Data entries
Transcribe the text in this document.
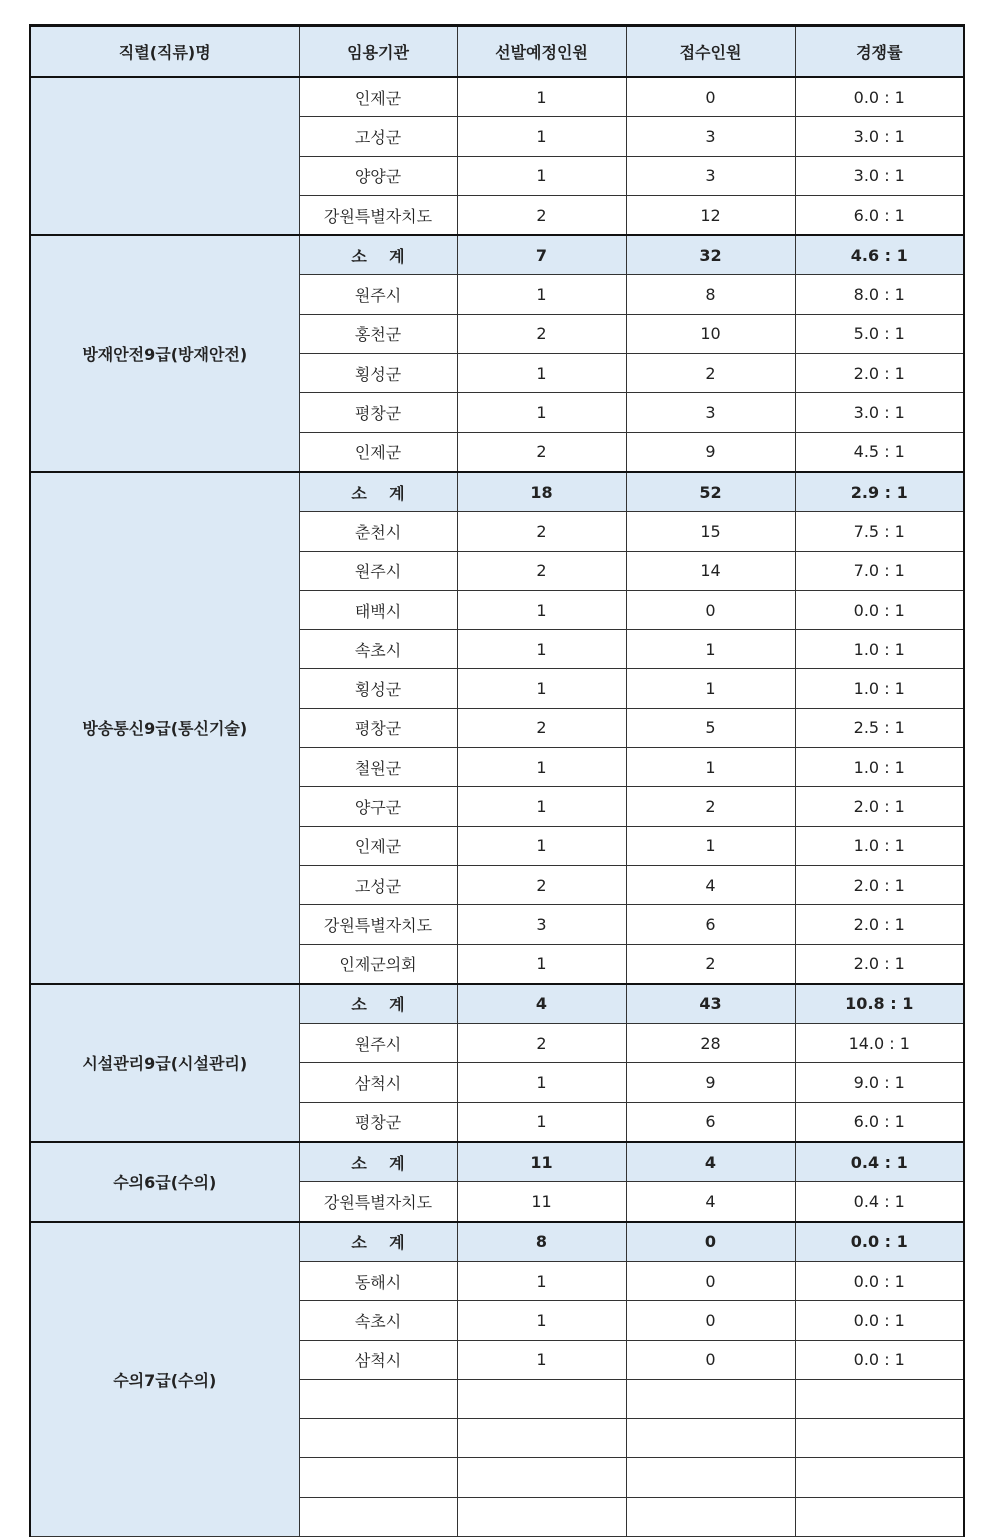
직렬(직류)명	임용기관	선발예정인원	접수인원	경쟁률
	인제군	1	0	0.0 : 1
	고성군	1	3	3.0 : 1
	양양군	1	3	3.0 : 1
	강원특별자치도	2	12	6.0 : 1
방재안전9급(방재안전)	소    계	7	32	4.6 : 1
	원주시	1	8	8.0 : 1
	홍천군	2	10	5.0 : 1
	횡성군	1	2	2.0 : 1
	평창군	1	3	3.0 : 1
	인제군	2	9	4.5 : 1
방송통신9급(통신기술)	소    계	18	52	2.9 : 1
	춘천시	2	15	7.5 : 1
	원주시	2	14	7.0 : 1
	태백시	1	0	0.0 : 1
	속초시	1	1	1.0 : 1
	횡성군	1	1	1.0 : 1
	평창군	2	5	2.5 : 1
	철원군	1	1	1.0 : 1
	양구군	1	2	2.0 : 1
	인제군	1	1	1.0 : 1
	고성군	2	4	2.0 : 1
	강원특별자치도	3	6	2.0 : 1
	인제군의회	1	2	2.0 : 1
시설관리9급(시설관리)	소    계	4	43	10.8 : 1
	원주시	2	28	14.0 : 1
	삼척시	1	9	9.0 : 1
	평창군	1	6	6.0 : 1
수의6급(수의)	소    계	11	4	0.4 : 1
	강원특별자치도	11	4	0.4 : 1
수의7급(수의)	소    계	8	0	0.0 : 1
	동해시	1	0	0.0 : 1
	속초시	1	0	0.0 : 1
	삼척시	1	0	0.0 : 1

---

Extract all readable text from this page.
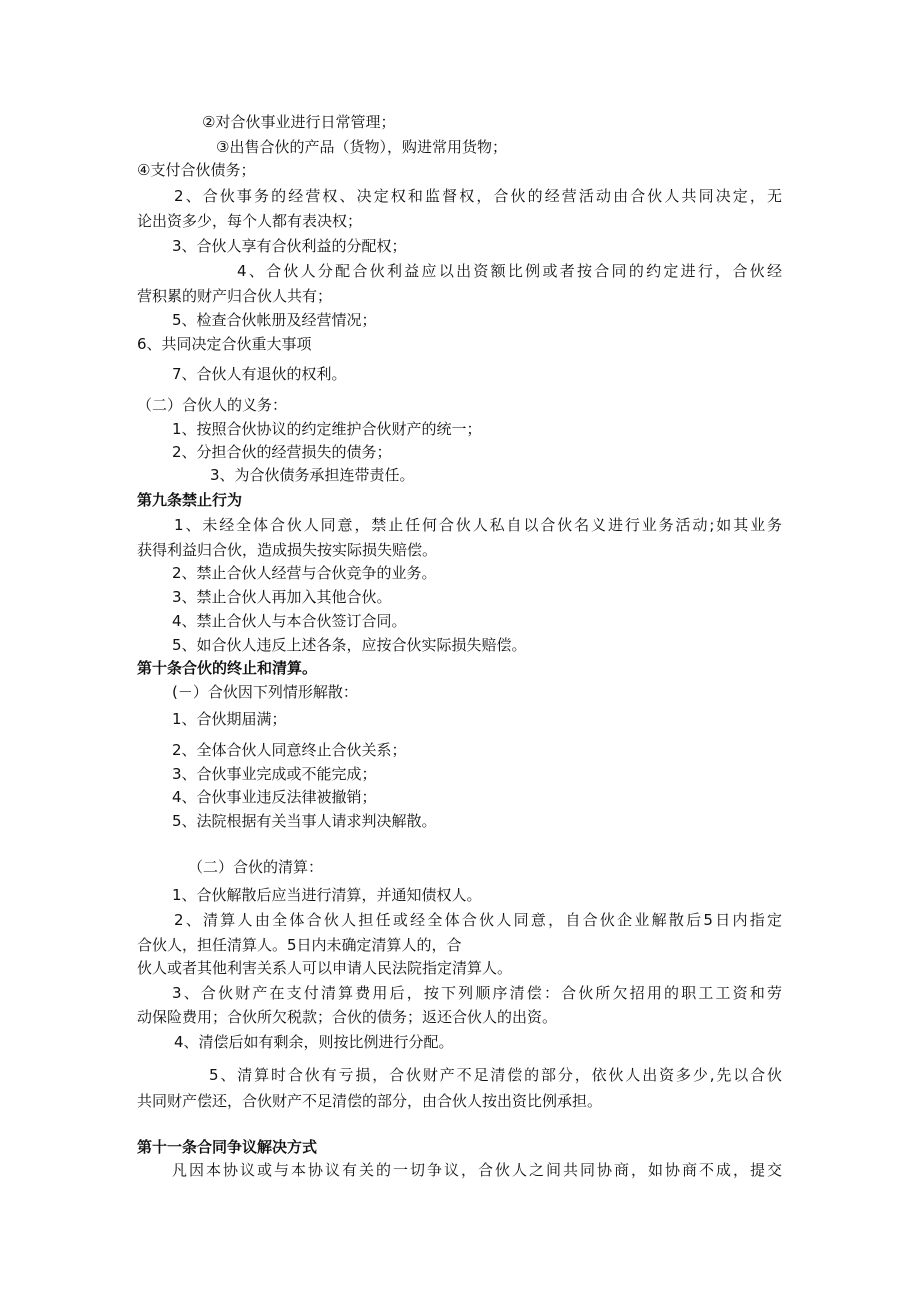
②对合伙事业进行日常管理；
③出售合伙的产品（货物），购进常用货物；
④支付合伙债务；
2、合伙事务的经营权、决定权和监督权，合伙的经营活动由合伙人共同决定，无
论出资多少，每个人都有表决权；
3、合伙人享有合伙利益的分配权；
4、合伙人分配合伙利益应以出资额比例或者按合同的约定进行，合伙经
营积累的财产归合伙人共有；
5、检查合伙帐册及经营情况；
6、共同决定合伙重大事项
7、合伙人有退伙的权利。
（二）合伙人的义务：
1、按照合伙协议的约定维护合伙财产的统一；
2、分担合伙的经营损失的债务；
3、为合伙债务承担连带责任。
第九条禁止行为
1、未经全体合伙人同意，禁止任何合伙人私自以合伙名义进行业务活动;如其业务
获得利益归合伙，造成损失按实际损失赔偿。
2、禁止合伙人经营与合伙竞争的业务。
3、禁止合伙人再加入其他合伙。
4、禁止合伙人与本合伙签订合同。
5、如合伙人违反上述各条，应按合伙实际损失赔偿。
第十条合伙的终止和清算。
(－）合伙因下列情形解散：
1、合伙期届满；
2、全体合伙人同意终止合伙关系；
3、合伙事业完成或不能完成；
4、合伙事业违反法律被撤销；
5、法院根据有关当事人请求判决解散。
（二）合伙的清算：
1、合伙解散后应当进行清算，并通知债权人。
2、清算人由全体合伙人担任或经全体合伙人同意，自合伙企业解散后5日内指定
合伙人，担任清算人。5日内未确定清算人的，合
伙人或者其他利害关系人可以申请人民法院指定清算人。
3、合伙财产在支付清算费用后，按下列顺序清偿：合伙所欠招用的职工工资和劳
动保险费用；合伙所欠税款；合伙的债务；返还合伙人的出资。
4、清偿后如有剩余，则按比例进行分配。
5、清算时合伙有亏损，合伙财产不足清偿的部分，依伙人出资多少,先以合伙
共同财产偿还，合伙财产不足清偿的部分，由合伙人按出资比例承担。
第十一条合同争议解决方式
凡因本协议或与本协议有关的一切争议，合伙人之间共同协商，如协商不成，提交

---

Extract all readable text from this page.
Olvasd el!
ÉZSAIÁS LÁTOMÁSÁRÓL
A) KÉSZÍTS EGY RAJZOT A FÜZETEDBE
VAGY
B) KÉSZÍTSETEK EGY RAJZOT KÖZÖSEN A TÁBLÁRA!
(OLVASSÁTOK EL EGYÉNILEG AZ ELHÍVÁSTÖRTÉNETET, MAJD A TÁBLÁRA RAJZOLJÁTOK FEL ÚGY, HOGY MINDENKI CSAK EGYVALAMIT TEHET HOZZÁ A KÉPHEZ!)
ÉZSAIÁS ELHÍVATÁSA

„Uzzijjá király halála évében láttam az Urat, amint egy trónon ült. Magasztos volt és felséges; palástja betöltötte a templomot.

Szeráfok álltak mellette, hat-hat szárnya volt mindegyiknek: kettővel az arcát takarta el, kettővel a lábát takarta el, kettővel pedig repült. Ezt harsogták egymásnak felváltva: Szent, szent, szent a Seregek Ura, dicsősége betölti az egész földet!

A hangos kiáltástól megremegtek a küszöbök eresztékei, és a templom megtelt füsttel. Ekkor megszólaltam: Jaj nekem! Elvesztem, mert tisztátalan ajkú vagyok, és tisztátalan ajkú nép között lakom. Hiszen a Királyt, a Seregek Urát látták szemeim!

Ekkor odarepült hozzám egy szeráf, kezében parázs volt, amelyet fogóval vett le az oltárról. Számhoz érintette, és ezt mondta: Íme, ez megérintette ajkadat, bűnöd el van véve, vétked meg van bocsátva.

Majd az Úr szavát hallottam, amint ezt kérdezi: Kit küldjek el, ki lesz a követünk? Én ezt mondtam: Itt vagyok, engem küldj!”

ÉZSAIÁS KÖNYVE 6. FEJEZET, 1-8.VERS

→ WORK TO DO
Which lines hold the string "Seregek"? List them all.

→ EXERCISE OUTPUT
Szeráfok álltak mellette, hat-hat szárnya volt mindegyiknek: kettővel az arcát takarta el, kettővel a lábát takarta el, kettővel pedig repült. Ezt harsogták egymásnak felváltva: Szent, szent, szent a Seregek Ura, dicsősége betölti az egész földet!
A hangos kiáltástól megremegtek a küszöbök eresztékei, és a templom megtelt füsttel. Ekkor megszólaltam: Jaj nekem! Elvesztem, mert tisztátalan ajkú vagyok, és tisztátalan ajkú nép között lakom. Hiszen a Királyt, a Seregek Urát látták szemeim!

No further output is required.